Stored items
──────

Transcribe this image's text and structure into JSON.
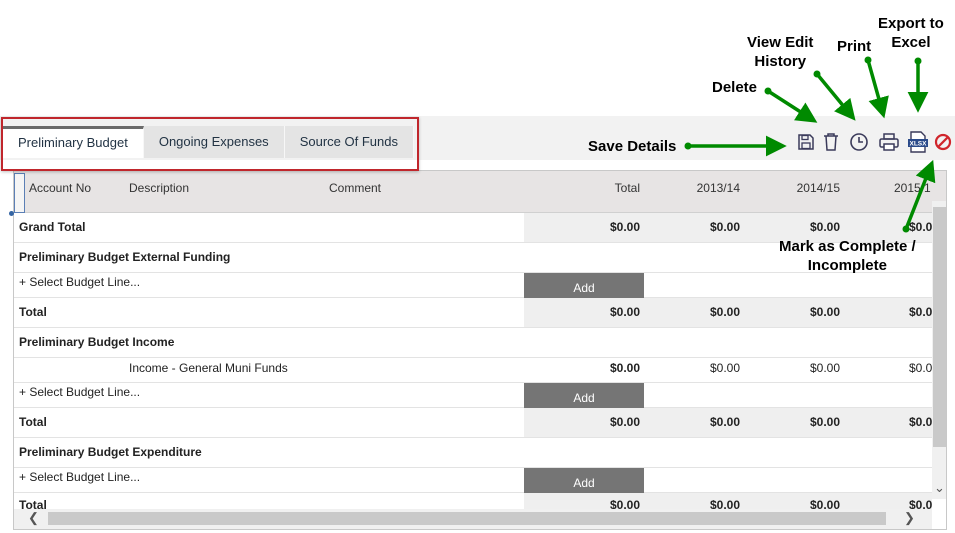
{
  "annotations": {
    "export_to_excel": "Export to\nExcel",
    "view_edit_history": "View Edit\nHistory",
    "print": "Print",
    "delete": "Delete",
    "save_details": "Save Details",
    "mark_complete": "Mark as Complete /\nIncomplete",
    "arrow_color": "#008a00"
  },
  "tabs": [
    {
      "label": "Preliminary Budget",
      "active": true
    },
    {
      "label": "Ongoing Expenses",
      "active": false
    },
    {
      "label": "Source Of Funds",
      "active": false
    }
  ],
  "toolbar": {
    "icons": [
      "save-icon",
      "delete-icon",
      "history-icon",
      "print-icon",
      "export-xlsx-icon",
      "mark-complete-icon"
    ],
    "xlsx_text": "XLSX",
    "icon_color": "#3a3a5a",
    "complete_color": "#d0262c"
  },
  "grid": {
    "columns": {
      "account_no": "Account No",
      "description": "Description",
      "comment": "Comment",
      "total": "Total",
      "y1": "2013/14",
      "y2": "2014/15",
      "y3": "2015/1"
    },
    "grand_total": {
      "label": "Grand Total",
      "total": "$0.00",
      "y1": "$0.00",
      "y2": "$0.00",
      "y3": "$0.0"
    },
    "external_funding": {
      "title": "Preliminary Budget External Funding",
      "select": "+ Select Budget Line...",
      "add": "Add",
      "total_label": "Total",
      "total": "$0.00",
      "y1": "$0.00",
      "y2": "$0.00",
      "y3": "$0.0"
    },
    "income": {
      "title": "Preliminary Budget Income",
      "line_description": "Income - General Muni Funds",
      "line_total": "$0.00",
      "line_y1": "$0.00",
      "line_y2": "$0.00",
      "line_y3": "$0.0",
      "select": "+ Select Budget Line...",
      "add": "Add",
      "total_label": "Total",
      "total": "$0.00",
      "y1": "$0.00",
      "y2": "$0.00",
      "y3": "$0.0"
    },
    "expenditure": {
      "title": "Preliminary Budget Expenditure",
      "select": "+ Select Budget Line...",
      "add": "Add",
      "total_label": "Total",
      "total": "$0.00",
      "y1": "$0.00",
      "y2": "$0.00",
      "y3": "$0.0"
    }
  }
}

──────

Pull out all lines from the listing that contain the string "title".

      "title": "Preliminary Budget External Funding",
      "title": "Preliminary Budget Income",
      "title": "Preliminary Budget Expenditure",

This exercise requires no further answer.